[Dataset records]
- - - -

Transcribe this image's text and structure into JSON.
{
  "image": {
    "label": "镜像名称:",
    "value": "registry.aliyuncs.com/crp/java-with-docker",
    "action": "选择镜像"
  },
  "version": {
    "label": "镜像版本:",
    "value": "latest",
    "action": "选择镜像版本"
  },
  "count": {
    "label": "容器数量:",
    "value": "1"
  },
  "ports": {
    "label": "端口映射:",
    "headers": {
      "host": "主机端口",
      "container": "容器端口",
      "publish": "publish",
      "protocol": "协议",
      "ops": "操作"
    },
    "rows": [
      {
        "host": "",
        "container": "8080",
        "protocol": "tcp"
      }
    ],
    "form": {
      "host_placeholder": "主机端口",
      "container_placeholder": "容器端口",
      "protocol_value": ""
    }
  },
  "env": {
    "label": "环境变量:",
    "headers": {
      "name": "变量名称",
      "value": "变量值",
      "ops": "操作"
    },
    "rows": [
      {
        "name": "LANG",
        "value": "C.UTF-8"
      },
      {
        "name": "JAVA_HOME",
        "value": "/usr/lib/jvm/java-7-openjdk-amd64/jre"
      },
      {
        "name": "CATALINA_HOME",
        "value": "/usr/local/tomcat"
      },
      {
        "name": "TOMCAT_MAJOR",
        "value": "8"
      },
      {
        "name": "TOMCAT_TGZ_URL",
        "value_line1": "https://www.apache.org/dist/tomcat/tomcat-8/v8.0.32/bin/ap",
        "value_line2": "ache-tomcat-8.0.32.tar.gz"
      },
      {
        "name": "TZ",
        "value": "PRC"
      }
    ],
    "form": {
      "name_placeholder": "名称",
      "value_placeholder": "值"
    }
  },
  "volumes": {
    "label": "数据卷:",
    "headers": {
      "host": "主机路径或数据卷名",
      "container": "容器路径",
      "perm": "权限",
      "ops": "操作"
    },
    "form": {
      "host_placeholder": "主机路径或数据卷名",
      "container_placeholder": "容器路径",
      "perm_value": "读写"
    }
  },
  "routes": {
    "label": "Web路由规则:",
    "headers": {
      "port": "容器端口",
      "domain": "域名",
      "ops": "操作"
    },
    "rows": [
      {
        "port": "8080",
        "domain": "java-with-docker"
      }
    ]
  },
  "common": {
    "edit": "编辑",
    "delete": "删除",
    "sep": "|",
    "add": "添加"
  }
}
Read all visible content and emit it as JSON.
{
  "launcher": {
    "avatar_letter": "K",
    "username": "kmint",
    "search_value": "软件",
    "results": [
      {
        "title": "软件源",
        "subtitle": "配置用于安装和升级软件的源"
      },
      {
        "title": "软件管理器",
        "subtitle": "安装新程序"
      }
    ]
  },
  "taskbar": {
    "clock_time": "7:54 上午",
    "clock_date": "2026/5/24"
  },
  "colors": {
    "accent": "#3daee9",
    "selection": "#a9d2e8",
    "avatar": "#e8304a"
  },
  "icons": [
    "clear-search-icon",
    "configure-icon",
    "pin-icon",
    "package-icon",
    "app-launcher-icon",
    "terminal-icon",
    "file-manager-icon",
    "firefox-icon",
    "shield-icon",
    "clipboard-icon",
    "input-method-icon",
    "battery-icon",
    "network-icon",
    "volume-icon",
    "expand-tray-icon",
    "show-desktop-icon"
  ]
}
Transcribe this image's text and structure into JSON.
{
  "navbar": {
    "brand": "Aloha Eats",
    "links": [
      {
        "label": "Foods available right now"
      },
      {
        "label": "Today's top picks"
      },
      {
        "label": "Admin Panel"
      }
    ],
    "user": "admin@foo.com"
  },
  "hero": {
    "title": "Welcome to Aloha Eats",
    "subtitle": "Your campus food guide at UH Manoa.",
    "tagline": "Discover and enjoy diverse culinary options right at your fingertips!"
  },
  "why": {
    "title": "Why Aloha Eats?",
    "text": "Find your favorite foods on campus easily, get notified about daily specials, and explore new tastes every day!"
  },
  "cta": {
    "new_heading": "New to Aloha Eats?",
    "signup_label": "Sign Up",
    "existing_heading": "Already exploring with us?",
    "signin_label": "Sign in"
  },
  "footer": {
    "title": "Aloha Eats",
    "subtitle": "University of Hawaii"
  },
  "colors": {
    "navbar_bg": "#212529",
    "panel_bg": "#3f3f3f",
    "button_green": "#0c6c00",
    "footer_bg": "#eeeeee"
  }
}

- - - -

- [The request]: Where a line in the entries holds "docker", copy that line.

- [Written response]:
    "value": "registry.aliyuncs.com/crp/java-with-docker",
        "domain": "java-with-docker"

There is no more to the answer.